- [Written problem] All of the data below must be repeated exactly.

- [Provided entries]
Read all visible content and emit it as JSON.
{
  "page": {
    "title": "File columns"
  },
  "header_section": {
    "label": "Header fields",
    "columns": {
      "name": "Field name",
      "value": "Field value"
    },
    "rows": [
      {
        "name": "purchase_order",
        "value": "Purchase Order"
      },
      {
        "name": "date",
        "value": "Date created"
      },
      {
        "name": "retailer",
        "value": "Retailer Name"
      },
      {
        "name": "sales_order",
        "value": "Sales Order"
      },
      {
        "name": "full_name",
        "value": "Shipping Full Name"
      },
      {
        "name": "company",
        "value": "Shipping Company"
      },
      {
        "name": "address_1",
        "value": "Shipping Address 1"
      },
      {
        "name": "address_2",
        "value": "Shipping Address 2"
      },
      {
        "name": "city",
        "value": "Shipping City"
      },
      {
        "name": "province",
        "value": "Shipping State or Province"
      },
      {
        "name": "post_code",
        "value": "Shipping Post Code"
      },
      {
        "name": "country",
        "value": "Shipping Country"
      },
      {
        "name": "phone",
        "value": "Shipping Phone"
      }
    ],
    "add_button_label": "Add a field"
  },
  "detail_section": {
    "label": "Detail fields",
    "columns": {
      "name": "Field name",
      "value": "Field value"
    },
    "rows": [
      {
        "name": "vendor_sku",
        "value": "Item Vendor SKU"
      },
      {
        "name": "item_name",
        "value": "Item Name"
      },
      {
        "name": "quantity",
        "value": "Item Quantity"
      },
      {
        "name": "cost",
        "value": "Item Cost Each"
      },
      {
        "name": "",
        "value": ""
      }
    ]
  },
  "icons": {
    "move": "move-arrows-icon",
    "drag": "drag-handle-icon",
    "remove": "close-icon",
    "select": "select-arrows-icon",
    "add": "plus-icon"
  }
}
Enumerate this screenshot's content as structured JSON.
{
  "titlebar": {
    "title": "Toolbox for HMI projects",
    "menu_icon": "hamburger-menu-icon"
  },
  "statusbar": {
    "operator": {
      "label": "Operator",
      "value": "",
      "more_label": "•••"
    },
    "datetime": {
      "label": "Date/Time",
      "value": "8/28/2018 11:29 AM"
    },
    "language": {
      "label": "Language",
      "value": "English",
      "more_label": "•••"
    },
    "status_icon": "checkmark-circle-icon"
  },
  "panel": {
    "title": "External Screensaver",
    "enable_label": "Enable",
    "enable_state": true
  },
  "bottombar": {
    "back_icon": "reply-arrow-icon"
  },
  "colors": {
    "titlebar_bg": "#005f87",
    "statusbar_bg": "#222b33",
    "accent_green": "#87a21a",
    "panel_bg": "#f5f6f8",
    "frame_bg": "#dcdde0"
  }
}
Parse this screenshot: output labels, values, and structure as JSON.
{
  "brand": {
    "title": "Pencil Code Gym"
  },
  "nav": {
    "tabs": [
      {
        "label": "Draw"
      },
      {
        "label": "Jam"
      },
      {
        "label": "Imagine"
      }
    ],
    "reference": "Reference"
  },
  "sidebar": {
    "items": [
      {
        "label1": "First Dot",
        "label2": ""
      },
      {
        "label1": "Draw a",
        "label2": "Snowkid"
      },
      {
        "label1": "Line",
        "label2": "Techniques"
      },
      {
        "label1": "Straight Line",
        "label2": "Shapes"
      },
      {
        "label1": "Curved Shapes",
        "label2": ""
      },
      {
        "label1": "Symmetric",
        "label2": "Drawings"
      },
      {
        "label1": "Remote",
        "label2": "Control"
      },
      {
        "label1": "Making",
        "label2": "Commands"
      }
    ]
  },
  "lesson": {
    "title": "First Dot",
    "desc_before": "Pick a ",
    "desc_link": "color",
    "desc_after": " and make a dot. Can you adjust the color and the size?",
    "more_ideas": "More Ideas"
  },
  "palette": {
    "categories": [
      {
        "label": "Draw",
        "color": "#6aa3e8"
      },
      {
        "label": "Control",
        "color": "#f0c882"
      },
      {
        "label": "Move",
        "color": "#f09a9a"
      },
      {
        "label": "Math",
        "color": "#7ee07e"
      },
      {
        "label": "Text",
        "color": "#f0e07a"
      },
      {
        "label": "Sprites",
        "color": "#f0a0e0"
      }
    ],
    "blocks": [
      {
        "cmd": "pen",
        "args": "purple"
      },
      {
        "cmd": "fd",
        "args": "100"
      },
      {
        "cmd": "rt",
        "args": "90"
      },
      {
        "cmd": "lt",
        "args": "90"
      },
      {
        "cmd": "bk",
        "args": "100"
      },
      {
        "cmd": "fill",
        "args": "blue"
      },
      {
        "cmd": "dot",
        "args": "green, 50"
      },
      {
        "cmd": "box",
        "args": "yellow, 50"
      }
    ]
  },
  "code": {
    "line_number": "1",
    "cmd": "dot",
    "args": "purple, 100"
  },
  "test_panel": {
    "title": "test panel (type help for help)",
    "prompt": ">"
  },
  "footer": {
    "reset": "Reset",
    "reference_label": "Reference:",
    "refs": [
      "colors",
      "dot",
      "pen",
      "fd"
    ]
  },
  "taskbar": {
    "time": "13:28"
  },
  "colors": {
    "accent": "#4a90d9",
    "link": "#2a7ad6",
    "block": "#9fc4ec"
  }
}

- [Written solution]
Read all visible content and emit it as JSON.
{
  "page": {
    "title": "File columns"
  },
  "header_section": {
    "label": "Header fields",
    "columns": {
      "name": "Field name",
      "value": "Field value"
    },
    "rows": [
      {
        "name": "purchase_order",
        "value": "Purchase Order"
      },
      {
        "name": "date",
        "value": "Date created"
      },
      {
        "name": "retailer",
        "value": "Retailer Name"
      },
      {
        "name": "sales_order",
        "value": "Sales Order"
      },
      {
        "name": "full_name",
        "value": "Shipping Full Name"
      },
      {
        "name": "company",
        "value": "Shipping Company"
      },
      {
        "name": "address_1",
        "value": "Shipping Address 1"
      },
      {
        "name": "address_2",
        "value": "Shipping Address 2"
      },
      {
        "name": "city",
        "value": "Shipping City"
      },
      {
        "name": "province",
        "value": "Shipping State or Province"
      },
      {
        "name": "post_code",
        "value": "Shipping Post Code"
      },
      {
        "name": "country",
        "value": "Shipping Country"
      },
      {
        "name": "phone",
        "value": "Shipping Phone"
      }
    ],
    "add_button_label": "Add a field"
  },
  "detail_section": {
    "label": "Detail fields",
    "columns": {
      "name": "Field name",
      "value": "Field value"
    },
    "rows": [
      {
        "name": "vendor_sku",
        "value": "Item Vendor SKU"
      },
      {
        "name": "item_name",
        "value": "Item Name"
      },
      {
        "name": "quantity",
        "value": "Item Quantity"
      },
      {
        "name": "cost",
        "value": "Item Cost Each"
      },
      {
        "name": "",
        "value": ""
      }
    ]
  },
  "icons": {
    "move": "move-arrows-icon",
    "drag": "drag-handle-icon",
    "remove": "close-icon",
    "select": "select-arrows-icon",
    "add": "plus-icon"
  }
}
Enumerate this screenshot's content as structured JSON.
{
  "titlebar": {
    "title": "Toolbox for HMI projects",
    "menu_icon": "hamburger-menu-icon"
  },
  "statusbar": {
    "operator": {
      "label": "Operator",
      "value": "",
      "more_label": "•••"
    },
    "datetime": {
      "label": "Date/Time",
      "value": "8/28/2018 11:29 AM"
    },
    "language": {
      "label": "Language",
      "value": "English",
      "more_label": "•••"
    },
    "status_icon": "checkmark-circle-icon"
  },
  "panel": {
    "title": "External Screensaver",
    "enable_label": "Enable",
    "enable_state": true
  },
  "bottombar": {
    "back_icon": "reply-arrow-icon"
  },
  "colors": {
    "titlebar_bg": "#005f87",
    "statusbar_bg": "#222b33",
    "accent_green": "#87a21a",
    "panel_bg": "#f5f6f8",
    "frame_bg": "#dcdde0"
  }
}
Parse this screenshot: output labels, values, and structure as JSON.
{
  "brand": {
    "title": "Pencil Code Gym"
  },
  "nav": {
    "tabs": [
      {
        "label": "Draw"
      },
      {
        "label": "Jam"
      },
      {
        "label": "Imagine"
      }
    ],
    "reference": "Reference"
  },
  "sidebar": {
    "items": [
      {
        "label1": "First Dot",
        "label2": ""
      },
      {
        "label1": "Draw a",
        "label2": "Snowkid"
      },
      {
        "label1": "Line",
        "label2": "Techniques"
      },
      {
        "label1": "Straight Line",
        "label2": "Shapes"
      },
      {
        "label1": "Curved Shapes",
        "label2": ""
      },
      {
        "label1": "Symmetric",
        "label2": "Drawings"
      },
      {
        "label1": "Remote",
        "label2": "Control"
      },
      {
        "label1": "Making",
        "label2": "Commands"
      }
    ]
  },
  "lesson": {
    "title": "First Dot",
    "desc_before": "Pick a ",
    "desc_link": "color",
    "desc_after": " and make a dot. Can you adjust the color and the size?",
    "more_ideas": "More Ideas"
  },
  "palette": {
    "categories": [
      {
        "label": "Draw",
        "color": "#6aa3e8"
      },
      {
        "label": "Control",
        "color": "#f0c882"
      },
      {
        "label": "Move",
        "color": "#f09a9a"
      },
      {
        "label": "Math",
        "color": "#7ee07e"
      },
      {
        "label": "Text",
        "color": "#f0e07a"
      },
      {
        "label": "Sprites",
        "color": "#f0a0e0"
      }
    ],
    "blocks": [
      {
        "cmd": "pen",
        "args": "purple"
      },
      {
        "cmd": "fd",
        "args": "100"
      },
      {
        "cmd": "rt",
        "args": "90"
      },
      {
        "cmd": "lt",
        "args": "90"
      },
      {
        "cmd": "bk",
        "args": "100"
      },
      {
        "cmd": "fill",
        "args": "blue"
      },
      {
        "cmd": "dot",
        "args": "green, 50"
      },
      {
        "cmd": "box",
        "args": "yellow, 50"
      }
    ]
  },
  "code": {
    "line_number": "1",
    "cmd": "dot",
    "args": "purple, 100"
  },
  "test_panel": {
    "title": "test panel (type help for help)",
    "prompt": ">"
  },
  "footer": {
    "reset": "Reset",
    "reference_label": "Reference:",
    "refs": [
      "colors",
      "dot",
      "pen",
      "fd"
    ]
  },
  "taskbar": {
    "time": "13:28"
  },
  "colors": {
    "accent": "#4a90d9",
    "link": "#2a7ad6",
    "block": "#9fc4ec"
  }
}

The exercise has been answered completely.